» **Records for the exercise**
##########
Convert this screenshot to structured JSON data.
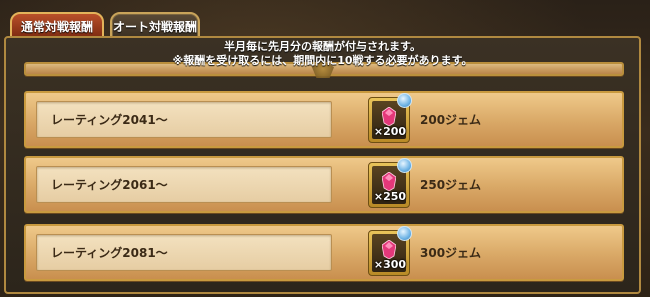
{
  "tabs": {
    "normal_label": "通常対戦報酬",
    "auto_label": "オート対戦報酬"
  },
  "notice": {
    "line1": "半月毎に先月分の報酬が付与されます。",
    "line2": "※報酬を受け取るには、期間内に10戦する必要があります。"
  },
  "rewards": [
    {
      "label": "レーティング2041～",
      "qty": "×200",
      "reward": "200ジェム"
    },
    {
      "label": "レーティング2061～",
      "qty": "×250",
      "reward": "250ジェム"
    },
    {
      "label": "レーティング2081～",
      "qty": "×300",
      "reward": "300ジェム"
    }
  ],
  "colors": {
    "row_bg": "#d9a866",
    "label_bg": "#f3e1bf",
    "gem": "#e3387a",
    "tab_active": "#9a3a18"
  },
  "icons": [
    "gem-icon",
    "water-drop-icon"
  ]
}
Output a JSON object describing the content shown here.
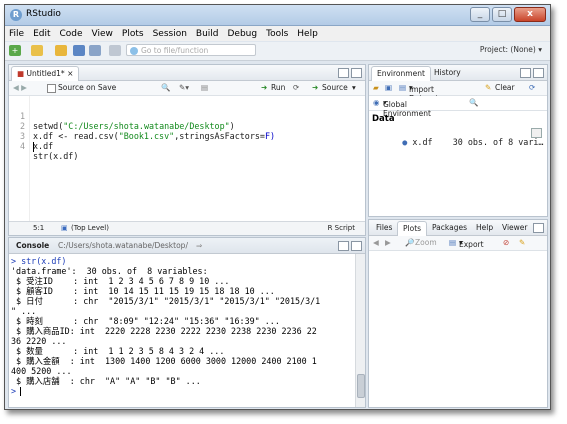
{
  "window": {
    "title": "RStudio",
    "controls": [
      "_",
      "□",
      "x"
    ]
  },
  "menu": [
    "File",
    "Edit",
    "Code",
    "View",
    "Plots",
    "Session",
    "Build",
    "Debug",
    "Tools",
    "Help"
  ],
  "toolbar": {
    "goto_placeholder": "Go to file/function",
    "project": "Project: (None)"
  },
  "editor": {
    "tab": "Untitled1*",
    "source_on_save": "Source on Save",
    "run": "Run",
    "source": "Source",
    "lines": [
      {
        "n": "1",
        "pre": "setwd(",
        "str": "\"C:/Users/shota.watanabe/Desktop\"",
        "post": ")",
        "kw": ""
      },
      {
        "n": "2",
        "pre": "x.df <- read.csv(",
        "str": "\"Book1.csv\"",
        "post": ",stringsAsFactors=",
        "kw": "F)"
      },
      {
        "n": "3",
        "pre": "x.df",
        "str": "",
        "post": "",
        "kw": ""
      },
      {
        "n": "4",
        "pre": "str(x.df)",
        "str": "",
        "post": "",
        "kw": ""
      }
    ],
    "status_pos": "5:1",
    "status_scope": "(Top Level)",
    "status_type": "R Script"
  },
  "console": {
    "title": "Console",
    "path": "C:/Users/shota.watanabe/Desktop/",
    "lines": [
      "> str(x.df)",
      "'data.frame':  30 obs. of  8 variables:",
      " $ 受注ID    : int  1 2 3 4 5 6 7 8 9 10 ...",
      " $ 顧客ID    : int  10 14 15 11 15 19 15 18 18 10 ...",
      " $ 日付      : chr  \"2015/3/1\" \"2015/3/1\" \"2015/3/1\" \"2015/3/1",
      "\" ...",
      " $ 時刻      : chr  \"8:09\" \"12:24\" \"15:36\" \"16:39\" ...",
      " $ 購入商品ID: int  2220 2228 2230 2222 2230 2238 2230 2236 22",
      "36 2220 ...",
      " $ 数量      : int  1 1 2 3 5 8 4 3 2 4 ...",
      " $ 購入金額  : int  1300 1400 1200 6000 3000 12000 2400 2100 1",
      "400 5200 ...",
      " $ 購入店舗  : chr  \"A\" \"A\" \"B\" \"B\" ...",
      ">"
    ]
  },
  "environment": {
    "tabs": [
      "Environment",
      "History"
    ],
    "import_label": "Import Dataset",
    "clear_label": "Clear",
    "scope": "Global Environment",
    "section": "Data",
    "var_name": "x.df",
    "var_desc": "30 obs. of 8 vari…"
  },
  "files": {
    "tabs": [
      "Files",
      "Plots",
      "Packages",
      "Help",
      "Viewer"
    ],
    "zoom": "Zoom",
    "export": "Export"
  }
}
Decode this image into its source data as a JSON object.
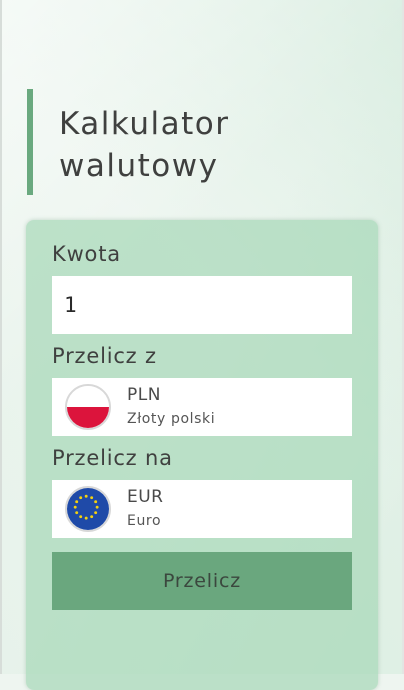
{
  "title": {
    "line1": "Kalkulator",
    "line2": "walutowy"
  },
  "form": {
    "amount_label": "Kwota",
    "amount_value": "1",
    "from_label": "Przelicz z",
    "from": {
      "code": "PLN",
      "name": "Złoty polski",
      "flag": "poland-flag-icon"
    },
    "to_label": "Przelicz na",
    "to": {
      "code": "EUR",
      "name": "Euro",
      "flag": "eu-flag-icon"
    },
    "submit_label": "Przelicz"
  },
  "colors": {
    "accent": "#6aa97f",
    "card": "#a8d8b8",
    "button": "#6aa77e",
    "text": "#3f403f"
  }
}
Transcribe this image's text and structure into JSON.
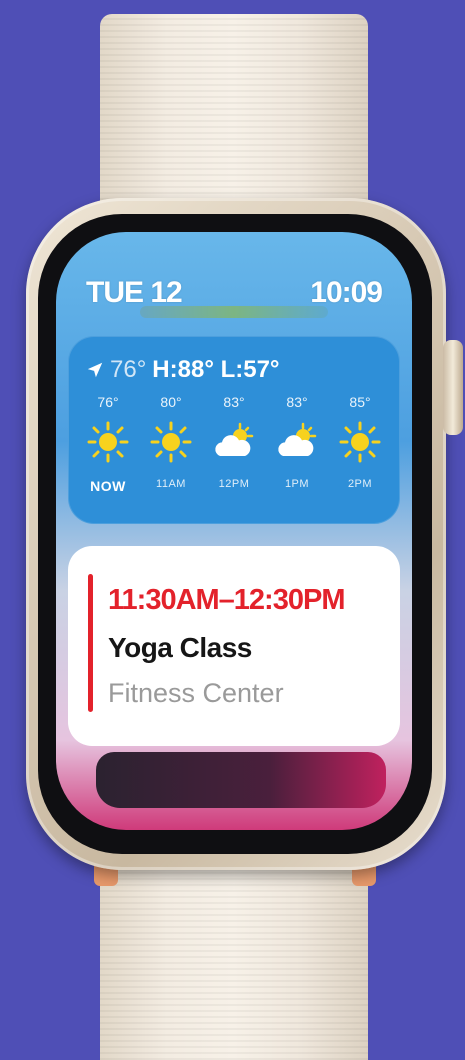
{
  "header": {
    "date": "TUE 12",
    "time": "10:09"
  },
  "weather": {
    "current_temp": "76°",
    "high_low": "H:88° L:57°",
    "forecast": [
      {
        "label": "NOW",
        "temp": "76°",
        "icon": "sun-icon"
      },
      {
        "label": "11AM",
        "temp": "80°",
        "icon": "sun-icon"
      },
      {
        "label": "12PM",
        "temp": "83°",
        "icon": "partly-cloudy-icon"
      },
      {
        "label": "1PM",
        "temp": "83°",
        "icon": "partly-cloudy-icon"
      },
      {
        "label": "2PM",
        "temp": "85°",
        "icon": "sun-icon"
      }
    ]
  },
  "event": {
    "time": "11:30AM–12:30PM",
    "title": "Yoga Class",
    "location": "Fitness Center"
  },
  "colors": {
    "background": "#4f4fb6",
    "weather_widget": "#2e8fd8",
    "event_accent": "#e3222b",
    "sun": "#f7d21e"
  }
}
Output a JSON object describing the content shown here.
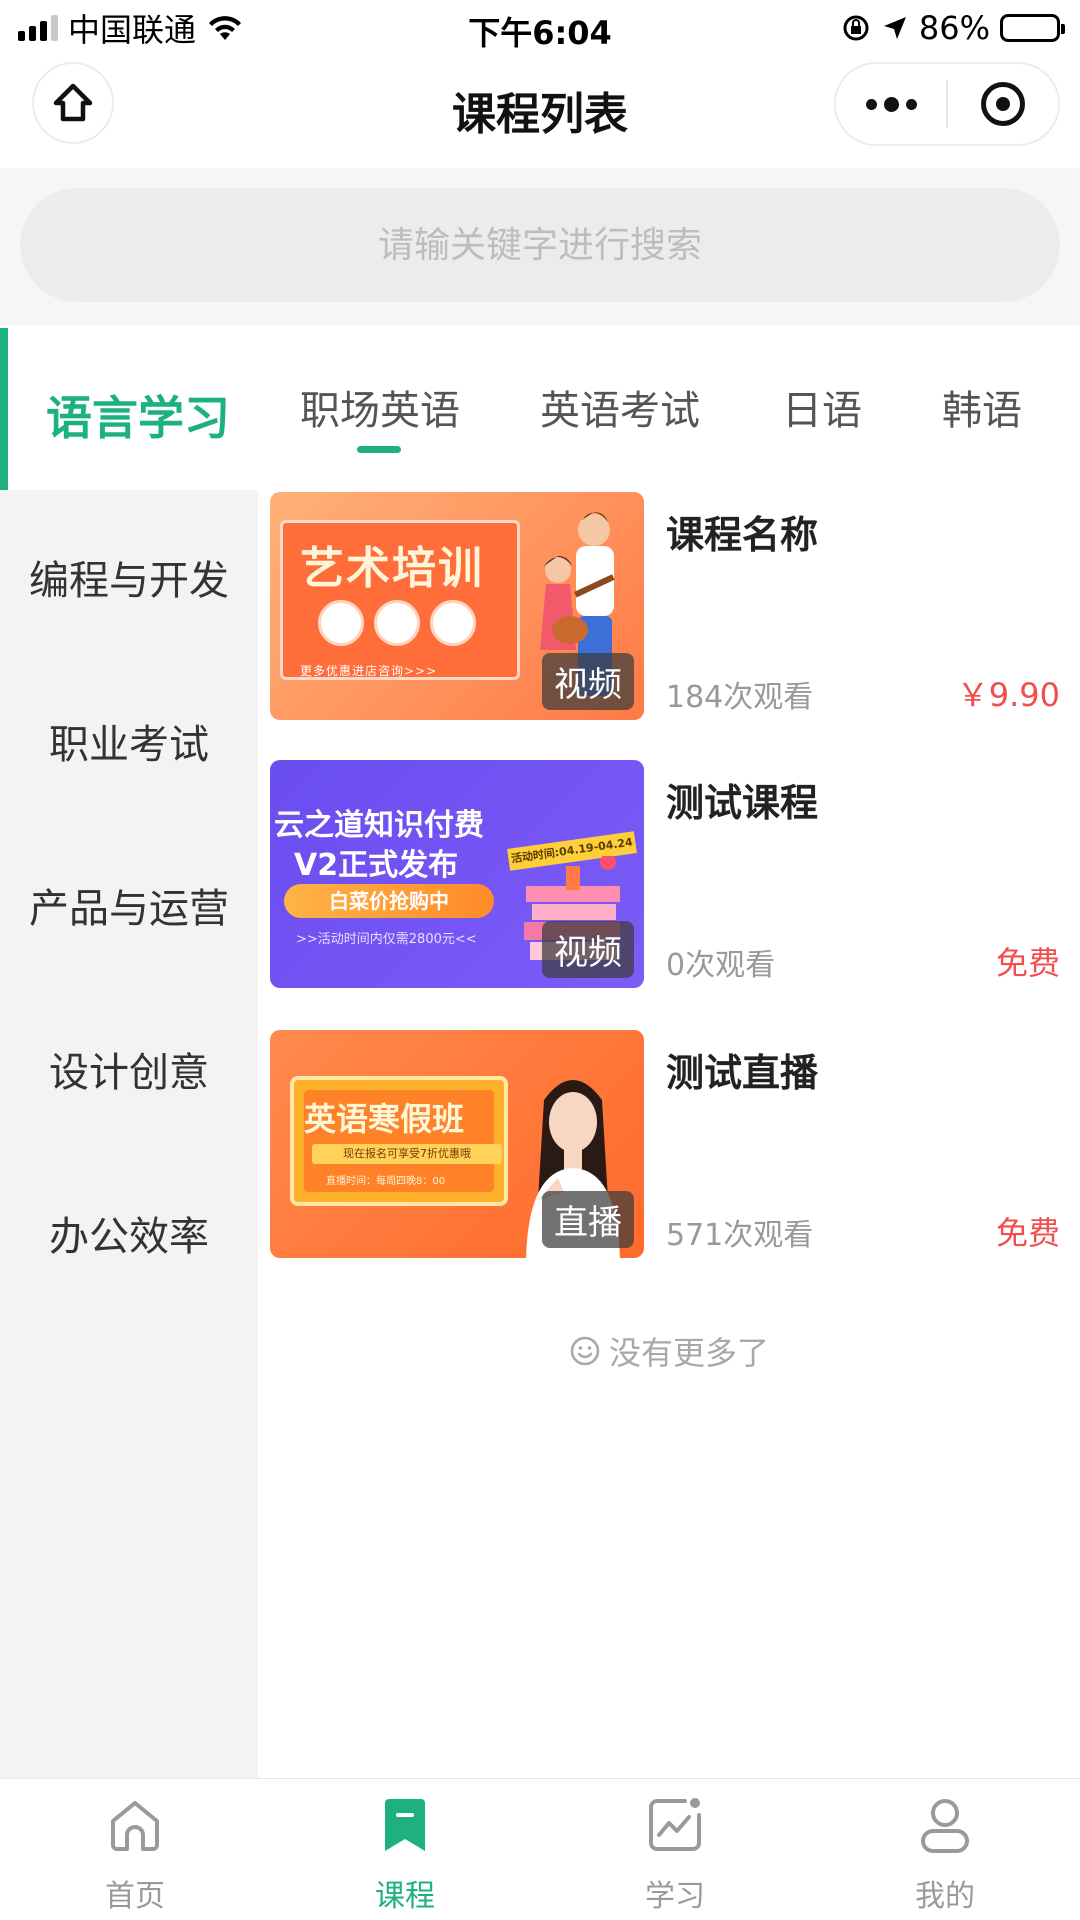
{
  "status_bar": {
    "carrier": "中国联通",
    "time": "下午6:04",
    "battery": "86%",
    "battery_level": 0.86
  },
  "nav": {
    "title": "课程列表",
    "home_icon": "home-icon",
    "more_icon": "more-dots-icon",
    "close_icon": "target-icon"
  },
  "search": {
    "placeholder": "请输关键字进行搜索",
    "value": ""
  },
  "category_tabs": [
    {
      "label": "语言学习",
      "active": true
    },
    {
      "label": "职场英语",
      "active": false
    },
    {
      "label": "英语考试",
      "active": false
    },
    {
      "label": "日语",
      "active": false
    },
    {
      "label": "韩语",
      "active": false
    }
  ],
  "side_menu": [
    {
      "label": "编程与开发"
    },
    {
      "label": "职业考试"
    },
    {
      "label": "产品与运营"
    },
    {
      "label": "设计创意"
    },
    {
      "label": "办公效率"
    }
  ],
  "courses": [
    {
      "title": "课程名称",
      "views": "184次观看",
      "price": "￥9.90",
      "badge": "视频",
      "thumb": {
        "headline": "艺术培训",
        "sub": "更多优惠进店咨询>>>"
      }
    },
    {
      "title": "测试课程",
      "views": "0次观看",
      "price": "免费",
      "badge": "视频",
      "thumb": {
        "line1": "云之道知识付费",
        "line2": "V2正式发布",
        "pill": "白菜价抢购中",
        "small": ">>活动时间内仅需2800元<<",
        "tag": "活动时间:04.19-04.24"
      }
    },
    {
      "title": "测试直播",
      "views": "571次观看",
      "price": "免费",
      "badge": "直播",
      "thumb": {
        "headline": "英语寒假班",
        "sub1": "现在报名可享受7折优惠哦",
        "sub2": "直播时间：每周四晚8：00"
      }
    }
  ],
  "end_note": "没有更多了",
  "tab_bar": [
    {
      "label": "首页",
      "icon": "home-outline-icon",
      "active": false
    },
    {
      "label": "课程",
      "icon": "bookmark-icon",
      "active": true
    },
    {
      "label": "学习",
      "icon": "chart-icon",
      "active": false
    },
    {
      "label": "我的",
      "icon": "user-icon",
      "active": false
    }
  ],
  "colors": {
    "accent": "#1db27d",
    "price": "#f24e4e",
    "muted": "#999999"
  }
}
##########
» **Problem to solve**
Pick out every line of the listing containing the word "image", and show those lines.

» **Answer in full**
Decode this image into its source data as a JSON object.
Transcribe this image's text and structure into JSON.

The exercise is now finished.